# REQUIRED TASK:
Each record below should be output verbatim, without pictures.

# RECORDS FOR THIS EXERCISE:

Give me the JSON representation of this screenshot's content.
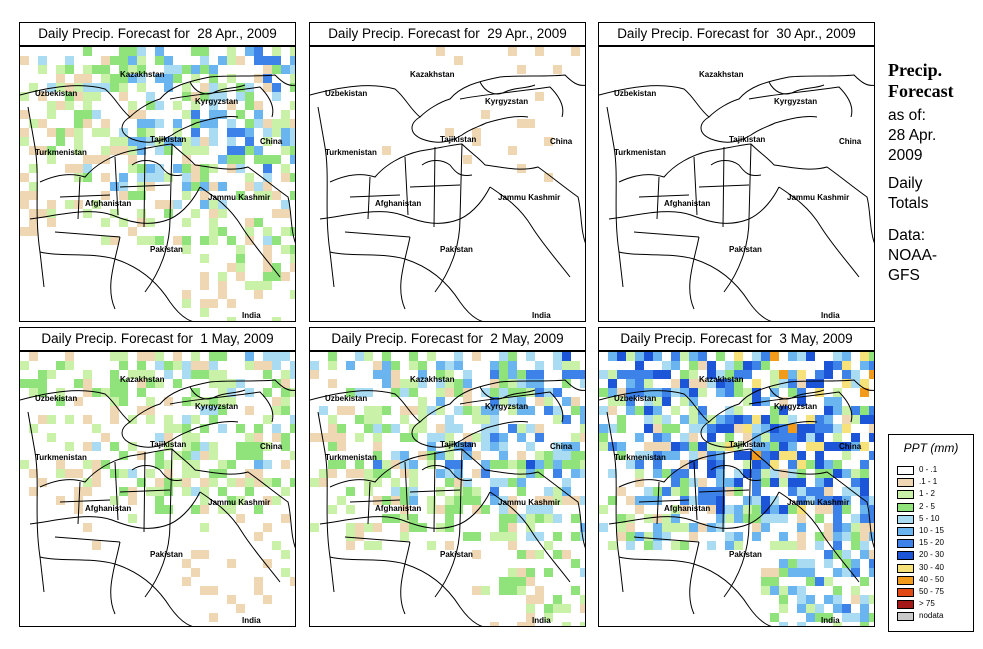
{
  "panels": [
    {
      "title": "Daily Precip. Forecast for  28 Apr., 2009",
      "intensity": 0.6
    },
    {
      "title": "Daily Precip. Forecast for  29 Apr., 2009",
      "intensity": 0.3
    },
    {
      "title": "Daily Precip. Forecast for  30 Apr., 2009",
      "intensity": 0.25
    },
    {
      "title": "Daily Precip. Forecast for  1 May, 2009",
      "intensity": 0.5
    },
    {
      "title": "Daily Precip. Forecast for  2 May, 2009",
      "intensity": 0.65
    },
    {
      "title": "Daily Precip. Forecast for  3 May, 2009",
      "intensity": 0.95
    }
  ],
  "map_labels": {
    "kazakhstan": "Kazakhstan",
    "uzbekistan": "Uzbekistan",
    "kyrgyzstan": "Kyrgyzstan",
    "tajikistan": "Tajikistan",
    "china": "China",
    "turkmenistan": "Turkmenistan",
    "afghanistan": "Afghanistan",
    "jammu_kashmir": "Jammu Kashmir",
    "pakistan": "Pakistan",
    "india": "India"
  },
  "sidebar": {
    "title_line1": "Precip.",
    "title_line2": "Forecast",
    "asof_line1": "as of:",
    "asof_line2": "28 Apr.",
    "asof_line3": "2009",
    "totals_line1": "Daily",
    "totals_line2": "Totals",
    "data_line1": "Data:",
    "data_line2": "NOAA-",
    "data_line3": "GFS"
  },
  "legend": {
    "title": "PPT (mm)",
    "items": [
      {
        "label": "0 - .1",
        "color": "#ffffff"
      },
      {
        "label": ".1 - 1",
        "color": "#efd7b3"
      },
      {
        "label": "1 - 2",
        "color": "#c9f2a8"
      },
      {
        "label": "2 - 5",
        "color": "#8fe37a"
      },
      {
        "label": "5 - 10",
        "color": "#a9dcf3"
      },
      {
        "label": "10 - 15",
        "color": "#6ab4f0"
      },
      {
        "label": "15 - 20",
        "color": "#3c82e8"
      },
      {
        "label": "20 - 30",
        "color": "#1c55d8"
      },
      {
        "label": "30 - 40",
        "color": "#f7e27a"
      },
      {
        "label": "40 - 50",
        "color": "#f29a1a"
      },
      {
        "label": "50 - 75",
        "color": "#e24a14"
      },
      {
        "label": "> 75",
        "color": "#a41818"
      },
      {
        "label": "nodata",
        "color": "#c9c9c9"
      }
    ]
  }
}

# RESULT FOR THIS EXERCISE:
Give me the JSON representation of this screenshot's content.
{
  "panels": [
    {
      "title": "Daily Precip. Forecast for  28 Apr., 2009",
      "intensity": 0.6
    },
    {
      "title": "Daily Precip. Forecast for  29 Apr., 2009",
      "intensity": 0.3
    },
    {
      "title": "Daily Precip. Forecast for  30 Apr., 2009",
      "intensity": 0.25
    },
    {
      "title": "Daily Precip. Forecast for  1 May, 2009",
      "intensity": 0.5
    },
    {
      "title": "Daily Precip. Forecast for  2 May, 2009",
      "intensity": 0.65
    },
    {
      "title": "Daily Precip. Forecast for  3 May, 2009",
      "intensity": 0.95
    }
  ],
  "map_labels": {
    "kazakhstan": "Kazakhstan",
    "uzbekistan": "Uzbekistan",
    "kyrgyzstan": "Kyrgyzstan",
    "tajikistan": "Tajikistan",
    "china": "China",
    "turkmenistan": "Turkmenistan",
    "afghanistan": "Afghanistan",
    "jammu_kashmir": "Jammu Kashmir",
    "pakistan": "Pakistan",
    "india": "India"
  },
  "sidebar": {
    "title_line1": "Precip.",
    "title_line2": "Forecast",
    "asof_line1": "as of:",
    "asof_line2": "28 Apr.",
    "asof_line3": "2009",
    "totals_line1": "Daily",
    "totals_line2": "Totals",
    "data_line1": "Data:",
    "data_line2": "NOAA-",
    "data_line3": "GFS"
  },
  "legend": {
    "title": "PPT (mm)",
    "items": [
      {
        "label": "0 - .1",
        "color": "#ffffff"
      },
      {
        "label": ".1 - 1",
        "color": "#efd7b3"
      },
      {
        "label": "1 - 2",
        "color": "#c9f2a8"
      },
      {
        "label": "2 - 5",
        "color": "#8fe37a"
      },
      {
        "label": "5 - 10",
        "color": "#a9dcf3"
      },
      {
        "label": "10 - 15",
        "color": "#6ab4f0"
      },
      {
        "label": "15 - 20",
        "color": "#3c82e8"
      },
      {
        "label": "20 - 30",
        "color": "#1c55d8"
      },
      {
        "label": "30 - 40",
        "color": "#f7e27a"
      },
      {
        "label": "40 - 50",
        "color": "#f29a1a"
      },
      {
        "label": "50 - 75",
        "color": "#e24a14"
      },
      {
        "label": "> 75",
        "color": "#a41818"
      },
      {
        "label": "nodata",
        "color": "#c9c9c9"
      }
    ]
  }
}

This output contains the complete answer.